• _Required task_: Transcribe the full listing below exactly.

• _Working data_:
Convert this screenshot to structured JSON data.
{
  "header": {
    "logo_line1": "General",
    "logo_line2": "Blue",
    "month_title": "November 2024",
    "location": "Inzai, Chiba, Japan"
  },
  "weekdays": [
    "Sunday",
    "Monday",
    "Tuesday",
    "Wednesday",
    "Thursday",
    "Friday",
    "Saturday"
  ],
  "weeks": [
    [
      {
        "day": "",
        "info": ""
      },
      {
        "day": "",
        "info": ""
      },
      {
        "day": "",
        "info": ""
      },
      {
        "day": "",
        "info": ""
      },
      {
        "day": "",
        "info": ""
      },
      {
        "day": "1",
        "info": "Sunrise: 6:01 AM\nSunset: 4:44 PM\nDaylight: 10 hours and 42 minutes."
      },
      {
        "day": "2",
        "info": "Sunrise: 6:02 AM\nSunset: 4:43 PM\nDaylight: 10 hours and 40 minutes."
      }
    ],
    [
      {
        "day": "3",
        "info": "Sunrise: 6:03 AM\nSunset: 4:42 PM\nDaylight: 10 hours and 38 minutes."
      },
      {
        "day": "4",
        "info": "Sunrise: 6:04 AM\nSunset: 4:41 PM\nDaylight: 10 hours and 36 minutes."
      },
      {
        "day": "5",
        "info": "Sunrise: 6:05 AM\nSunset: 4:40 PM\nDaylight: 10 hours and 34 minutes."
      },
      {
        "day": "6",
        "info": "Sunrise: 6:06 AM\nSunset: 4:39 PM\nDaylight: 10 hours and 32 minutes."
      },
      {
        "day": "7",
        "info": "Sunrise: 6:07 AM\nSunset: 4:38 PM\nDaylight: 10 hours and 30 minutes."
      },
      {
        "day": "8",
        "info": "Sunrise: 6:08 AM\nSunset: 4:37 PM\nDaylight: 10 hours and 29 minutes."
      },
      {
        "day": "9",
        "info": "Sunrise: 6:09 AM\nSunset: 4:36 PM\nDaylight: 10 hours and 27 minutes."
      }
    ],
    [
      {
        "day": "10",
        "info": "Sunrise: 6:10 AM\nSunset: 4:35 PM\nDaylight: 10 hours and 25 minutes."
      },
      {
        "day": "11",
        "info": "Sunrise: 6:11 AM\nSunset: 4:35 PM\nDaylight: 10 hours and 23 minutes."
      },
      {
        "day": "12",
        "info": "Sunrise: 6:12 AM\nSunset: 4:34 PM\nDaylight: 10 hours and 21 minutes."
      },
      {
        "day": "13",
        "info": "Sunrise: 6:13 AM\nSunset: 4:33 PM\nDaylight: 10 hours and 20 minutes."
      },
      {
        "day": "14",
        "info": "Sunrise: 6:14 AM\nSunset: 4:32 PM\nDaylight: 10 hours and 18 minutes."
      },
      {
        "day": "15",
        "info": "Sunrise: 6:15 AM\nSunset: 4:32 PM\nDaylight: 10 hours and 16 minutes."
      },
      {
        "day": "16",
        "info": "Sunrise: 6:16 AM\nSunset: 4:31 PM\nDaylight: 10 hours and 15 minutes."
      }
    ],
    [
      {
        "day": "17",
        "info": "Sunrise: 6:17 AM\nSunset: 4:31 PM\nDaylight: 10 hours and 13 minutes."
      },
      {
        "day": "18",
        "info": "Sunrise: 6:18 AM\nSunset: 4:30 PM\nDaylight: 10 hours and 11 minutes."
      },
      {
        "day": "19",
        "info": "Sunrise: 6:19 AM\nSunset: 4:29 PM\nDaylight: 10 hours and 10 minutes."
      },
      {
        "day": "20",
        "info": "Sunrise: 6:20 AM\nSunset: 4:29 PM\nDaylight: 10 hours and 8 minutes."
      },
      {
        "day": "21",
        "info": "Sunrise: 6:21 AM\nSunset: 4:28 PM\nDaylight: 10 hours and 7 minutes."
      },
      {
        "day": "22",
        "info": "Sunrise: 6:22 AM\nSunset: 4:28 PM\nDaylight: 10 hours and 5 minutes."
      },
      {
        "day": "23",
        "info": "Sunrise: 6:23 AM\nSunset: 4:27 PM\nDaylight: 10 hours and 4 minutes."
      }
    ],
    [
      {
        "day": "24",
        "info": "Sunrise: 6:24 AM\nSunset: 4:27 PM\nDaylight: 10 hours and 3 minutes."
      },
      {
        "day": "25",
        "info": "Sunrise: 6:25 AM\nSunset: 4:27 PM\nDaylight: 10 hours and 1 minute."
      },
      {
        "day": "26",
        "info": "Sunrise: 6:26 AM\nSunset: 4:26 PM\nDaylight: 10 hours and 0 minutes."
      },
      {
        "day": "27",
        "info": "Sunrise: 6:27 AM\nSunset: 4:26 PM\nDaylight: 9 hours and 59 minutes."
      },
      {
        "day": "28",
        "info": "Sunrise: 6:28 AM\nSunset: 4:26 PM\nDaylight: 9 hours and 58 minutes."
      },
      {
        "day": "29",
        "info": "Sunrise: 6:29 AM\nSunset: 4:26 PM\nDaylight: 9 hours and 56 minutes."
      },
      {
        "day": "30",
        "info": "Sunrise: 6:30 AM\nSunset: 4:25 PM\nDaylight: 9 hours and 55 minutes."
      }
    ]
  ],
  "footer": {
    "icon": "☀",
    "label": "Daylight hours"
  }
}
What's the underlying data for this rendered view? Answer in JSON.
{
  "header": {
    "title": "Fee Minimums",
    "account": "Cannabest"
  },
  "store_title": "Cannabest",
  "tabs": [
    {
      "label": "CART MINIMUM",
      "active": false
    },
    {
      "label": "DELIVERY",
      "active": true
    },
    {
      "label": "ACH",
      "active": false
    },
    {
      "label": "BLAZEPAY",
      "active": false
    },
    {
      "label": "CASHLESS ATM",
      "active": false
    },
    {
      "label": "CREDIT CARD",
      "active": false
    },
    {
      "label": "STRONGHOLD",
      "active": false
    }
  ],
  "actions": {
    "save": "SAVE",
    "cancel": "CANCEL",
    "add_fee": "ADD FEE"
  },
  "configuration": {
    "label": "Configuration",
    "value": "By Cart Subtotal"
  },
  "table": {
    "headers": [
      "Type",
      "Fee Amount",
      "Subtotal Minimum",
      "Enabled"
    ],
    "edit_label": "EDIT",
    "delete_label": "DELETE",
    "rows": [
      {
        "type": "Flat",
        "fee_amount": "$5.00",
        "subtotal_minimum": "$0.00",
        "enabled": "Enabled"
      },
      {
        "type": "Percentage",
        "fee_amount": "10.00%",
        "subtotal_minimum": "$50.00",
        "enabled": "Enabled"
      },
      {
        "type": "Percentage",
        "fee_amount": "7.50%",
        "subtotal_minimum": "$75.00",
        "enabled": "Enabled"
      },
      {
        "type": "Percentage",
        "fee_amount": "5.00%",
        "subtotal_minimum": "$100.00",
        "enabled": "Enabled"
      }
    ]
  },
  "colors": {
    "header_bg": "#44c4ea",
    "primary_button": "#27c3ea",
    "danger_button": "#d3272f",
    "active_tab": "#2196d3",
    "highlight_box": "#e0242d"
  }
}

• _The completed task_:
Convert this screenshot to structured JSON data.
{
  "header": {
    "logo_line1": "General",
    "logo_line2": "Blue",
    "month_title": "November 2024",
    "location": "Inzai, Chiba, Japan"
  },
  "weekdays": [
    "Sunday",
    "Monday",
    "Tuesday",
    "Wednesday",
    "Thursday",
    "Friday",
    "Saturday"
  ],
  "weeks": [
    [
      {
        "day": "",
        "info": ""
      },
      {
        "day": "",
        "info": ""
      },
      {
        "day": "",
        "info": ""
      },
      {
        "day": "",
        "info": ""
      },
      {
        "day": "",
        "info": ""
      },
      {
        "day": "1",
        "info": "Sunrise: 6:01 AM\nSunset: 4:44 PM\nDaylight: 10 hours and 42 minutes."
      },
      {
        "day": "2",
        "info": "Sunrise: 6:02 AM\nSunset: 4:43 PM\nDaylight: 10 hours and 40 minutes."
      }
    ],
    [
      {
        "day": "3",
        "info": "Sunrise: 6:03 AM\nSunset: 4:42 PM\nDaylight: 10 hours and 38 minutes."
      },
      {
        "day": "4",
        "info": "Sunrise: 6:04 AM\nSunset: 4:41 PM\nDaylight: 10 hours and 36 minutes."
      },
      {
        "day": "5",
        "info": "Sunrise: 6:05 AM\nSunset: 4:40 PM\nDaylight: 10 hours and 34 minutes."
      },
      {
        "day": "6",
        "info": "Sunrise: 6:06 AM\nSunset: 4:39 PM\nDaylight: 10 hours and 32 minutes."
      },
      {
        "day": "7",
        "info": "Sunrise: 6:07 AM\nSunset: 4:38 PM\nDaylight: 10 hours and 30 minutes."
      },
      {
        "day": "8",
        "info": "Sunrise: 6:08 AM\nSunset: 4:37 PM\nDaylight: 10 hours and 29 minutes."
      },
      {
        "day": "9",
        "info": "Sunrise: 6:09 AM\nSunset: 4:36 PM\nDaylight: 10 hours and 27 minutes."
      }
    ],
    [
      {
        "day": "10",
        "info": "Sunrise: 6:10 AM\nSunset: 4:35 PM\nDaylight: 10 hours and 25 minutes."
      },
      {
        "day": "11",
        "info": "Sunrise: 6:11 AM\nSunset: 4:35 PM\nDaylight: 10 hours and 23 minutes."
      },
      {
        "day": "12",
        "info": "Sunrise: 6:12 AM\nSunset: 4:34 PM\nDaylight: 10 hours and 21 minutes."
      },
      {
        "day": "13",
        "info": "Sunrise: 6:13 AM\nSunset: 4:33 PM\nDaylight: 10 hours and 20 minutes."
      },
      {
        "day": "14",
        "info": "Sunrise: 6:14 AM\nSunset: 4:32 PM\nDaylight: 10 hours and 18 minutes."
      },
      {
        "day": "15",
        "info": "Sunrise: 6:15 AM\nSunset: 4:32 PM\nDaylight: 10 hours and 16 minutes."
      },
      {
        "day": "16",
        "info": "Sunrise: 6:16 AM\nSunset: 4:31 PM\nDaylight: 10 hours and 15 minutes."
      }
    ],
    [
      {
        "day": "17",
        "info": "Sunrise: 6:17 AM\nSunset: 4:31 PM\nDaylight: 10 hours and 13 minutes."
      },
      {
        "day": "18",
        "info": "Sunrise: 6:18 AM\nSunset: 4:30 PM\nDaylight: 10 hours and 11 minutes."
      },
      {
        "day": "19",
        "info": "Sunrise: 6:19 AM\nSunset: 4:29 PM\nDaylight: 10 hours and 10 minutes."
      },
      {
        "day": "20",
        "info": "Sunrise: 6:20 AM\nSunset: 4:29 PM\nDaylight: 10 hours and 8 minutes."
      },
      {
        "day": "21",
        "info": "Sunrise: 6:21 AM\nSunset: 4:28 PM\nDaylight: 10 hours and 7 minutes."
      },
      {
        "day": "22",
        "info": "Sunrise: 6:22 AM\nSunset: 4:28 PM\nDaylight: 10 hours and 5 minutes."
      },
      {
        "day": "23",
        "info": "Sunrise: 6:23 AM\nSunset: 4:27 PM\nDaylight: 10 hours and 4 minutes."
      }
    ],
    [
      {
        "day": "24",
        "info": "Sunrise: 6:24 AM\nSunset: 4:27 PM\nDaylight: 10 hours and 3 minutes."
      },
      {
        "day": "25",
        "info": "Sunrise: 6:25 AM\nSunset: 4:27 PM\nDaylight: 10 hours and 1 minute."
      },
      {
        "day": "26",
        "info": "Sunrise: 6:26 AM\nSunset: 4:26 PM\nDaylight: 10 hours and 0 minutes."
      },
      {
        "day": "27",
        "info": "Sunrise: 6:27 AM\nSunset: 4:26 PM\nDaylight: 9 hours and 59 minutes."
      },
      {
        "day": "28",
        "info": "Sunrise: 6:28 AM\nSunset: 4:26 PM\nDaylight: 9 hours and 58 minutes."
      },
      {
        "day": "29",
        "info": "Sunrise: 6:29 AM\nSunset: 4:26 PM\nDaylight: 9 hours and 56 minutes."
      },
      {
        "day": "30",
        "info": "Sunrise: 6:30 AM\nSunset: 4:25 PM\nDaylight: 9 hours and 55 minutes."
      }
    ]
  ],
  "footer": {
    "icon": "☀",
    "label": "Daylight hours"
  }
}
What's the underlying data for this rendered view? Answer in JSON.
{
  "header": {
    "title": "Fee Minimums",
    "account": "Cannabest"
  },
  "store_title": "Cannabest",
  "tabs": [
    {
      "label": "CART MINIMUM",
      "active": false
    },
    {
      "label": "DELIVERY",
      "active": true
    },
    {
      "label": "ACH",
      "active": false
    },
    {
      "label": "BLAZEPAY",
      "active": false
    },
    {
      "label": "CASHLESS ATM",
      "active": false
    },
    {
      "label": "CREDIT CARD",
      "active": false
    },
    {
      "label": "STRONGHOLD",
      "active": false
    }
  ],
  "actions": {
    "save": "SAVE",
    "cancel": "CANCEL",
    "add_fee": "ADD FEE"
  },
  "configuration": {
    "label": "Configuration",
    "value": "By Cart Subtotal"
  },
  "table": {
    "headers": [
      "Type",
      "Fee Amount",
      "Subtotal Minimum",
      "Enabled"
    ],
    "edit_label": "EDIT",
    "delete_label": "DELETE",
    "rows": [
      {
        "type": "Flat",
        "fee_amount": "$5.00",
        "subtotal_minimum": "$0.00",
        "enabled": "Enabled"
      },
      {
        "type": "Percentage",
        "fee_amount": "10.00%",
        "subtotal_minimum": "$50.00",
        "enabled": "Enabled"
      },
      {
        "type": "Percentage",
        "fee_amount": "7.50%",
        "subtotal_minimum": "$75.00",
        "enabled": "Enabled"
      },
      {
        "type": "Percentage",
        "fee_amount": "5.00%",
        "subtotal_minimum": "$100.00",
        "enabled": "Enabled"
      }
    ]
  },
  "colors": {
    "header_bg": "#44c4ea",
    "primary_button": "#27c3ea",
    "danger_button": "#d3272f",
    "active_tab": "#2196d3",
    "highlight_box": "#e0242d"
  }
}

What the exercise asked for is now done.